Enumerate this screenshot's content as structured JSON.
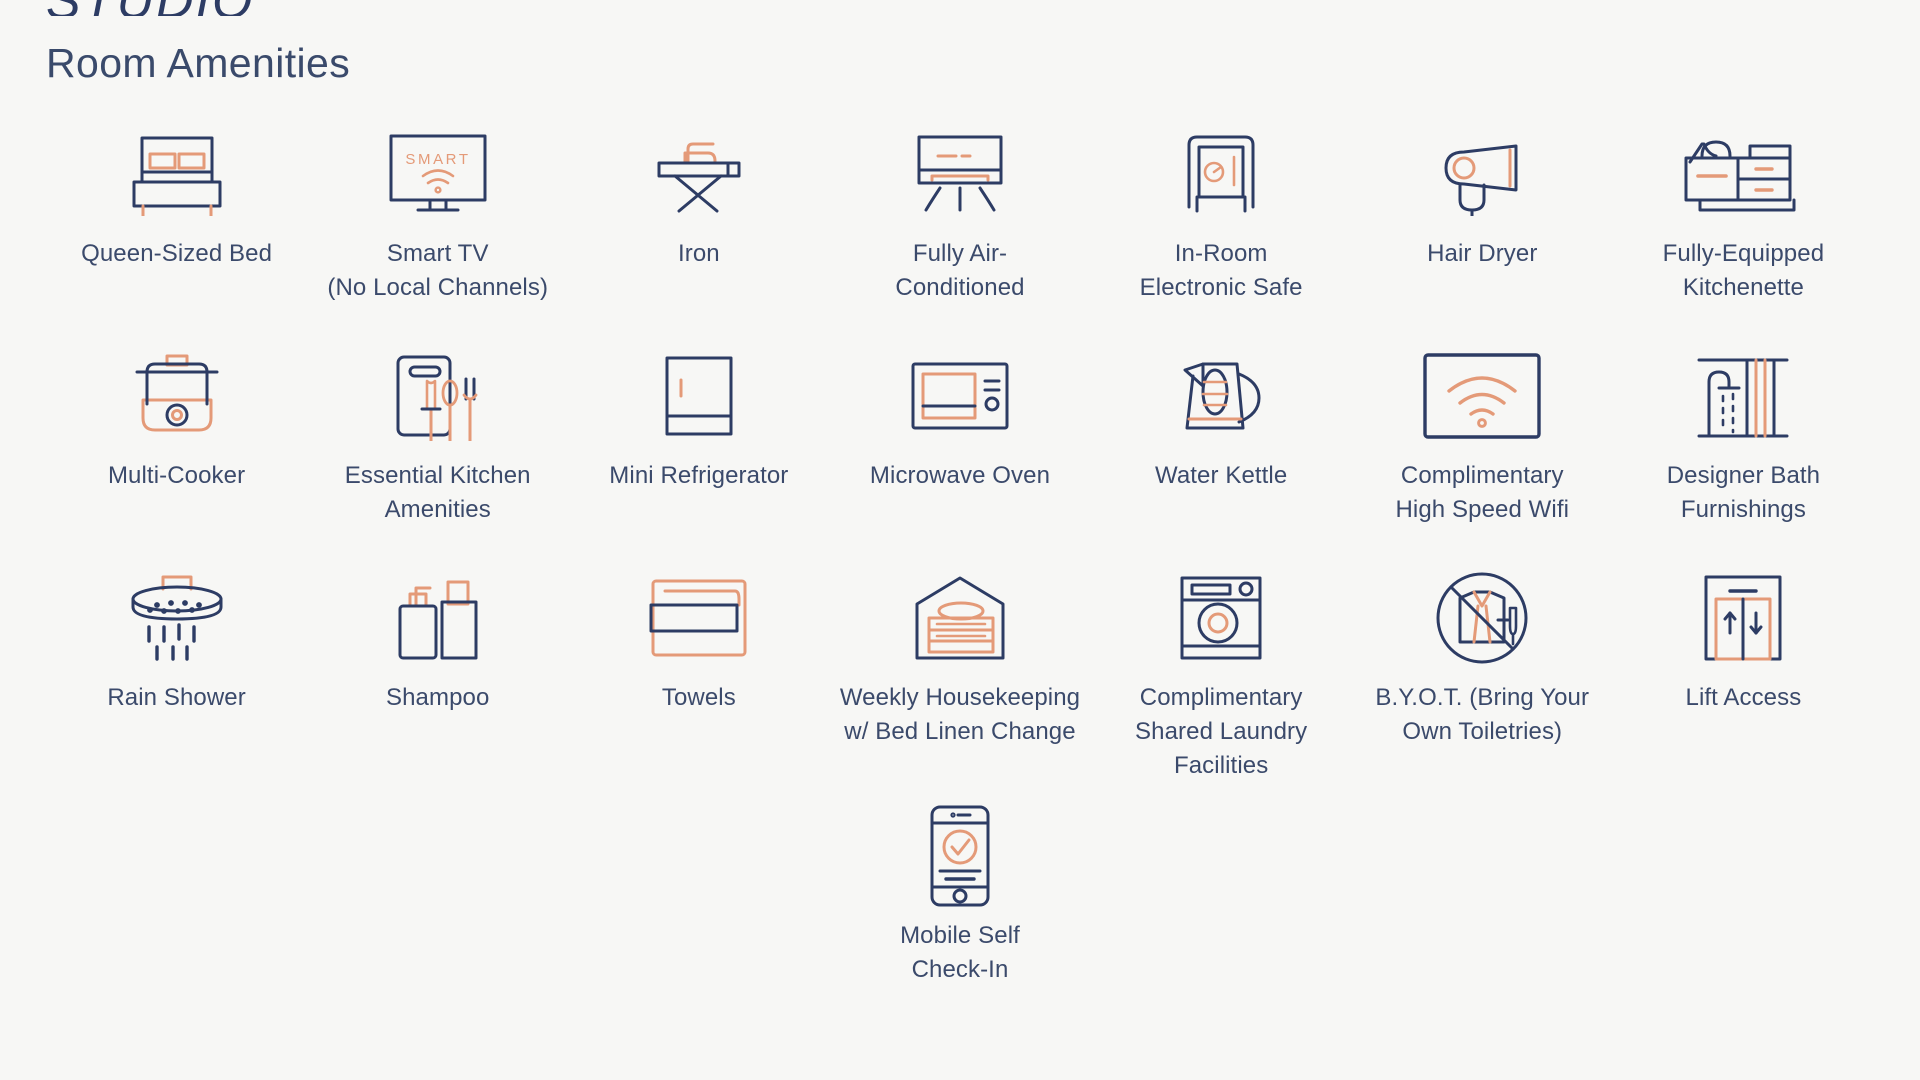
{
  "header": {
    "brand": "STUDIO",
    "section_title": "Room Amenities"
  },
  "colors": {
    "background": "#f7f7f5",
    "navy": "#2d3c64",
    "salmon": "#e49a78",
    "text": "#3b4a6b"
  },
  "amenities": [
    {
      "icon": "bed-icon",
      "label": "Queen-Sized Bed"
    },
    {
      "icon": "smart-tv-icon",
      "label": "Smart TV\n(No Local Channels)",
      "screen_text": "SMART"
    },
    {
      "icon": "iron-board-icon",
      "label": "Iron"
    },
    {
      "icon": "air-conditioner-icon",
      "label": "Fully Air-\nConditioned"
    },
    {
      "icon": "safe-icon",
      "label": "In-Room\nElectronic Safe"
    },
    {
      "icon": "hair-dryer-icon",
      "label": "Hair Dryer"
    },
    {
      "icon": "kitchenette-icon",
      "label": "Fully-Equipped\nKitchenette"
    },
    {
      "icon": "multi-cooker-icon",
      "label": "Multi-Cooker"
    },
    {
      "icon": "kitchen-utensils-icon",
      "label": "Essential Kitchen\nAmenities"
    },
    {
      "icon": "mini-fridge-icon",
      "label": "Mini Refrigerator"
    },
    {
      "icon": "microwave-icon",
      "label": "Microwave Oven"
    },
    {
      "icon": "kettle-icon",
      "label": "Water Kettle"
    },
    {
      "icon": "wifi-icon",
      "label": "Complimentary\nHigh Speed Wifi"
    },
    {
      "icon": "shower-curtain-icon",
      "label": "Designer Bath\nFurnishings"
    },
    {
      "icon": "rain-shower-icon",
      "label": "Rain Shower"
    },
    {
      "icon": "shampoo-bottles-icon",
      "label": "Shampoo"
    },
    {
      "icon": "towels-icon",
      "label": "Towels"
    },
    {
      "icon": "housekeeping-icon",
      "label": "Weekly Housekeeping\nw/ Bed Linen Change"
    },
    {
      "icon": "washing-machine-icon",
      "label": "Complimentary\nShared Laundry\nFacilities"
    },
    {
      "icon": "no-toiletries-icon",
      "label": "B.Y.O.T. (Bring Your\nOwn Toiletries)"
    },
    {
      "icon": "elevator-icon",
      "label": "Lift Access"
    },
    {
      "icon": "mobile-checkin-icon",
      "label": "Mobile Self\nCheck-In"
    }
  ]
}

┄┄┄┄┄┄┄┄┄┄

Report how many lines of the entries hold the string "Room". Provide the number alone.

2